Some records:
========================================================================

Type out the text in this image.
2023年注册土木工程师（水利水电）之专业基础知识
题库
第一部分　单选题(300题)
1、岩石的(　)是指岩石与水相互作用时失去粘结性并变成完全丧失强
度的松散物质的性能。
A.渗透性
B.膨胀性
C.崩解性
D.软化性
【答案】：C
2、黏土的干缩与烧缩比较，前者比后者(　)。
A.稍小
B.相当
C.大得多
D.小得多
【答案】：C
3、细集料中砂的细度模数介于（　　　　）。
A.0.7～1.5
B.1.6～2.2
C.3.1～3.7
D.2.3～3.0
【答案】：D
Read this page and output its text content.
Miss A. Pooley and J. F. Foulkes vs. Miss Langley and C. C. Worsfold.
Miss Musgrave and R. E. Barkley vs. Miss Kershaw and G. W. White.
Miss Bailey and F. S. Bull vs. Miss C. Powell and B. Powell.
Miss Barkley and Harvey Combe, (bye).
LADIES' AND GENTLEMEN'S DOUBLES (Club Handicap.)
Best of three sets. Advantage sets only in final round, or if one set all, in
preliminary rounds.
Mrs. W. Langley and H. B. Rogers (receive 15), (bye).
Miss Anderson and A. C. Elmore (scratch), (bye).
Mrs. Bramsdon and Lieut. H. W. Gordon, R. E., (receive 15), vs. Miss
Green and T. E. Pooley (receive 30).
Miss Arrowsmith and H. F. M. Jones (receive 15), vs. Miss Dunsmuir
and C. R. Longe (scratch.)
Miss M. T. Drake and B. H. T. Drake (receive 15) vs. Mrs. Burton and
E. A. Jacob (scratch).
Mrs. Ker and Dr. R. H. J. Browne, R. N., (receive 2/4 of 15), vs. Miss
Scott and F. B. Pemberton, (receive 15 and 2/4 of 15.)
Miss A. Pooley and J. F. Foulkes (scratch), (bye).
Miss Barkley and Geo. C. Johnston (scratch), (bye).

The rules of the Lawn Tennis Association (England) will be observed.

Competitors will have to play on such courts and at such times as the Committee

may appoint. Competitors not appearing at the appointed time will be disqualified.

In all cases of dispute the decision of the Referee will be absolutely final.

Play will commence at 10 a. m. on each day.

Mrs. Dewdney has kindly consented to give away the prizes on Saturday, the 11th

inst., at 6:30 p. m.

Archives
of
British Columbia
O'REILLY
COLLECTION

========================================================================

Without leaving anything out, quote all the data.

- **Written solution**:
Type out the text in this image.
2023年注册土木工程师（水利水电）之专业基础知识
题库
第一部分　单选题(300题)
1、岩石的(　)是指岩石与水相互作用时失去粘结性并变成完全丧失强
度的松散物质的性能。
A.渗透性
B.膨胀性
C.崩解性
D.软化性
【答案】：C
2、黏土的干缩与烧缩比较，前者比后者(　)。
A.稍小
B.相当
C.大得多
D.小得多
【答案】：C
3、细集料中砂的细度模数介于（　　　　）。
A.0.7～1.5
B.1.6～2.2
C.3.1～3.7
D.2.3～3.0
【答案】：D
Read this page and output its text content.
Miss A. Pooley and J. F. Foulkes vs. Miss Langley and C. C. Worsfold.
Miss Musgrave and R. E. Barkley vs. Miss Kershaw and G. W. White.
Miss Bailey and F. S. Bull vs. Miss C. Powell and B. Powell.
Miss Barkley and Harvey Combe, (bye).
LADIES' AND GENTLEMEN'S DOUBLES (Club Handicap.)
Best of three sets. Advantage sets only in final round, or if one set all, in
preliminary rounds.
Mrs. W. Langley and H. B. Rogers (receive 15), (bye).
Miss Anderson and A. C. Elmore (scratch), (bye).
Mrs. Bramsdon and Lieut. H. W. Gordon, R. E., (receive 15), vs. Miss
Green and T. E. Pooley (receive 30).
Miss Arrowsmith and H. F. M. Jones (receive 15), vs. Miss Dunsmuir
and C. R. Longe (scratch.)
Miss M. T. Drake and B. H. T. Drake (receive 15) vs. Mrs. Burton and
E. A. Jacob (scratch).
Mrs. Ker and Dr. R. H. J. Browne, R. N., (receive 2/4 of 15), vs. Miss
Scott and F. B. Pemberton, (receive 15 and 2/4 of 15.)
Miss A. Pooley and J. F. Foulkes (scratch), (bye).
Miss Barkley and Geo. C. Johnston (scratch), (bye).

The rules of the Lawn Tennis Association (England) will be observed.

Competitors will have to play on such courts and at such times as the Committee

may appoint. Competitors not appearing at the appointed time will be disqualified.

In all cases of dispute the decision of the Referee will be absolutely final.

Play will commence at 10 a. m. on each day.

Mrs. Dewdney has kindly consented to give away the prizes on Saturday, the 11th

inst., at 6:30 p. m.

Archives
of
British Columbia
O'REILLY
COLLECTION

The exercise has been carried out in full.